___ Excerpted data

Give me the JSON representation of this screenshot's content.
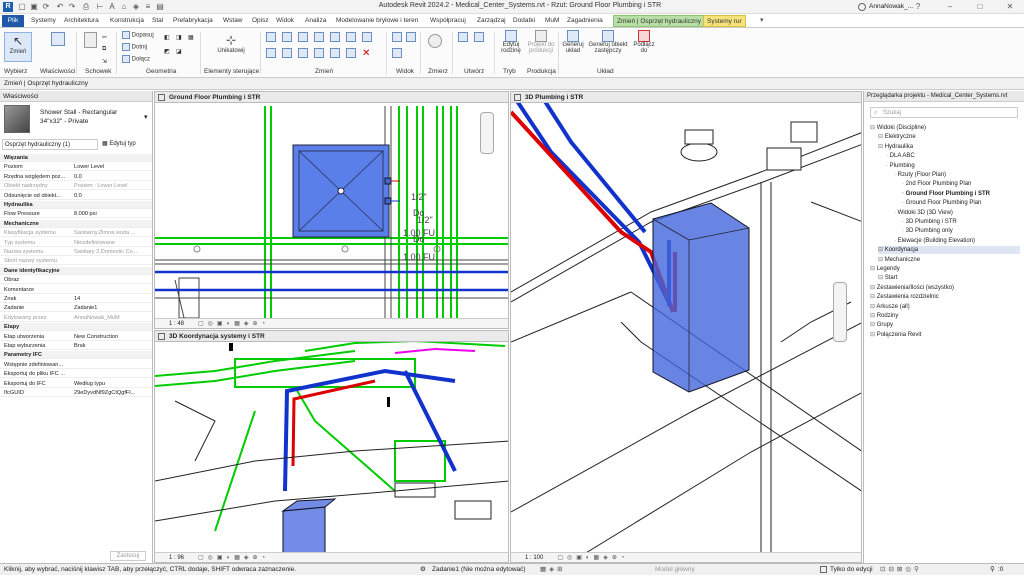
{
  "app": {
    "title": "Autodesk Revit 2024.2 - Medical_Center_Systems.rvt - Rzut: Ground Floor Plumbing i STR",
    "user": "AnnaNowak_..."
  },
  "tabs": [
    "Plik",
    "Systemy",
    "Architektura",
    "Konstrukcja",
    "Stal",
    "Prefabrykacja",
    "Wstaw",
    "Opisz",
    "Widok",
    "Analiza",
    "Modelowanie bryłowe i teren",
    "Współpracuj",
    "Zarządzaj",
    "Dodatki",
    "MuM",
    "Zagadnienia",
    "Zmień | Osprzęt hydrauliczny",
    "Systemy rur"
  ],
  "ribbon": {
    "modify": "Zmień",
    "select": "Wybierz",
    "properties": "Właściwości",
    "clipboard": "Schowek",
    "geometry": "Geometria",
    "geo_btns": [
      "Dopasuj",
      "Dotnij",
      "Dołącz"
    ],
    "ctrl_elems": "Elementy sterujące",
    "unique": "Unikatowij",
    "modify_panel": "Zmień",
    "view": "Widok",
    "measure": "Zmierz",
    "create": "Utwórz",
    "edit_family": "Edytuj rodzinę",
    "project_to_prod": "Projekt do produkcji",
    "gen_layout": "Generuj układ",
    "gen_alt": "Generuj obiekt zastępczy",
    "connect": "Podłącz do",
    "mode": "Tryb",
    "production": "Produkcja",
    "layout": "Układ"
  },
  "context": "Zmień | Osprzęt hydrauliczny",
  "props": {
    "header": "Właściwości",
    "type_name": "Shower Stall - Rectangular",
    "type_size": "34\"x32\" - Private",
    "filter": "Osprzęt hydrauliczny (1)",
    "edit_type": "Edytuj typ",
    "rows": [
      {
        "s": 1,
        "k": "Więzania"
      },
      {
        "k": "Poziom",
        "v": "Lower Level"
      },
      {
        "k": "Rzędna względem poz...",
        "v": "0.0"
      },
      {
        "k": "Obiekt nadrzędny",
        "v": "Poziom : Lower Level",
        "d": 1
      },
      {
        "k": "Odsunięcie od obiekt...",
        "v": "0.0"
      },
      {
        "s": 1,
        "k": "Hydraulika"
      },
      {
        "k": "Flow Pressure",
        "v": "8.000 psi"
      },
      {
        "s": 1,
        "k": "Mechaniczne"
      },
      {
        "k": "Klasyfikacja systemu",
        "v": "Sanitarny,Zimna woda ...",
        "d": 1
      },
      {
        "k": "Typ systemu",
        "v": "Niezdefiniowane",
        "d": 1
      },
      {
        "k": "Nazwa systemu",
        "v": "Sanitary 2,Domestic Co...",
        "d": 1
      },
      {
        "k": "Skrót nazwy systemu",
        "v": "",
        "d": 1
      },
      {
        "s": 1,
        "k": "Dane identyfikacyjne"
      },
      {
        "k": "Obraz",
        "v": ""
      },
      {
        "k": "Komentarze",
        "v": ""
      },
      {
        "k": "Znak",
        "v": "14"
      },
      {
        "k": "Zadanie",
        "v": "Zadanie1"
      },
      {
        "k": "Edytowany przez",
        "v": "AnnaNowak_MuM",
        "d": 1
      },
      {
        "s": 1,
        "k": "Etapy"
      },
      {
        "k": "Etap utworzenia",
        "v": "New Construction"
      },
      {
        "k": "Etap wyburzenia",
        "v": "Brak"
      },
      {
        "s": 1,
        "k": "Parametry IFC"
      },
      {
        "k": "Wstępnie zdefiniowan...",
        "v": ""
      },
      {
        "k": "Eksportuj do pliku IFC ...",
        "v": ""
      },
      {
        "k": "Eksportuj do IFC",
        "v": "Według typu"
      },
      {
        "k": "IfcGUID",
        "v": "29eDyvdNf9ZgCtQgfFl..."
      }
    ],
    "apply": "Zastosuj"
  },
  "views": {
    "v1": {
      "title": "Ground Floor Plumbing i STR",
      "scale": "1 : 48",
      "labels": [
        "1/2\"",
        "Do",
        "1.00 FU",
        "1/2\"",
        "Do",
        "1.00 FU"
      ]
    },
    "v2": {
      "title": "3D Koordynacja systemy i STR",
      "scale": "1 : 96"
    },
    "v3": {
      "title": "3D Plumbing i STR",
      "scale": "1 : 100"
    }
  },
  "browser": {
    "header": "Przeglądarka projektu - Medical_Center_Systems.rvt",
    "search": "Szukaj",
    "items": [
      {
        "t": "Widoki (Discipline)",
        "l": 0
      },
      {
        "t": "Elektryczne",
        "l": 1
      },
      {
        "t": "Hydraulika",
        "l": 1
      },
      {
        "t": "DLA ABC",
        "l": 2
      },
      {
        "t": "Plumbing",
        "l": 2
      },
      {
        "t": "Rzuty (Floor Plan)",
        "l": 3
      },
      {
        "t": "2nd Floor Plumbing Plan",
        "l": 4
      },
      {
        "t": "Ground Floor Plumbing i STR",
        "l": 4,
        "b": 1
      },
      {
        "t": "Ground Floor Plumbing Plan",
        "l": 4
      },
      {
        "t": "Widoki 3D (3D View)",
        "l": 3
      },
      {
        "t": "3D Plumbing i STR",
        "l": 4
      },
      {
        "t": "3D Plumbing only",
        "l": 4
      },
      {
        "t": "Elewacje (Building Elevation)",
        "l": 3
      },
      {
        "t": "Koordynacja",
        "l": 1,
        "h": 1
      },
      {
        "t": "Mechaniczne",
        "l": 1
      },
      {
        "t": "Legendy",
        "l": 0
      },
      {
        "t": "Start",
        "l": 1
      },
      {
        "t": "Zestawienia/Ilości (wszystko)",
        "l": 0
      },
      {
        "t": "Zestawienia rozdzielnic",
        "l": 0
      },
      {
        "t": "Arkusze (all)",
        "l": 0
      },
      {
        "t": "Rodziny",
        "l": 0
      },
      {
        "t": "Grupy",
        "l": 0
      },
      {
        "t": "Połączenia Revit",
        "l": 0
      }
    ]
  },
  "status": {
    "hint": "Kliknij, aby wybrać, naciśnij klawisz TAB, aby przełączyć, CTRL dodaje, SHIFT odwraca zaznaczenie.",
    "workset": "Zadanie1 (Nie można edytować)",
    "model": "Model główny",
    "editable": "Tylko do edycji",
    "zero": ":0"
  }
}
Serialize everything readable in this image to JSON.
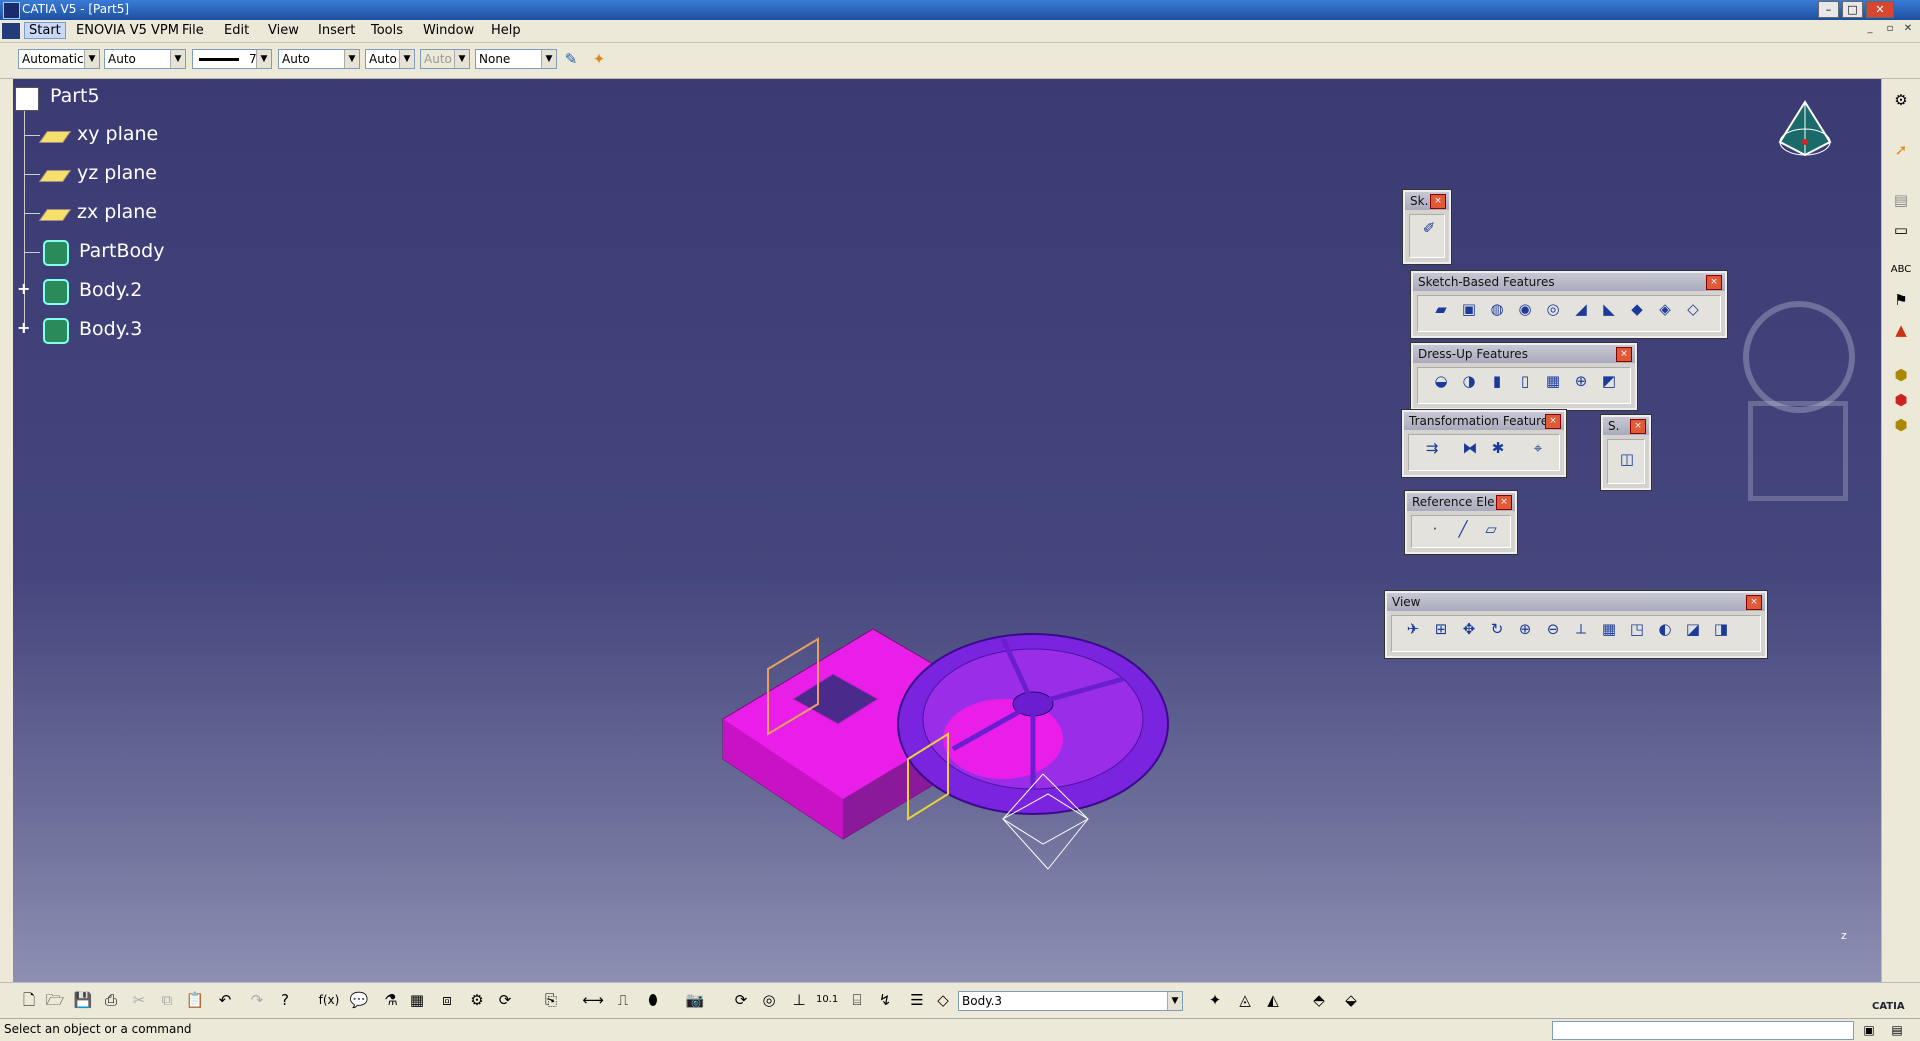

______

» **Exercise**
Scan the material line by line and report each one that contains "Koordynacja".

» **Solution for this exercise**
      "title": "3D Koordynacja systemy i STR",
        "t": "Koordynacja",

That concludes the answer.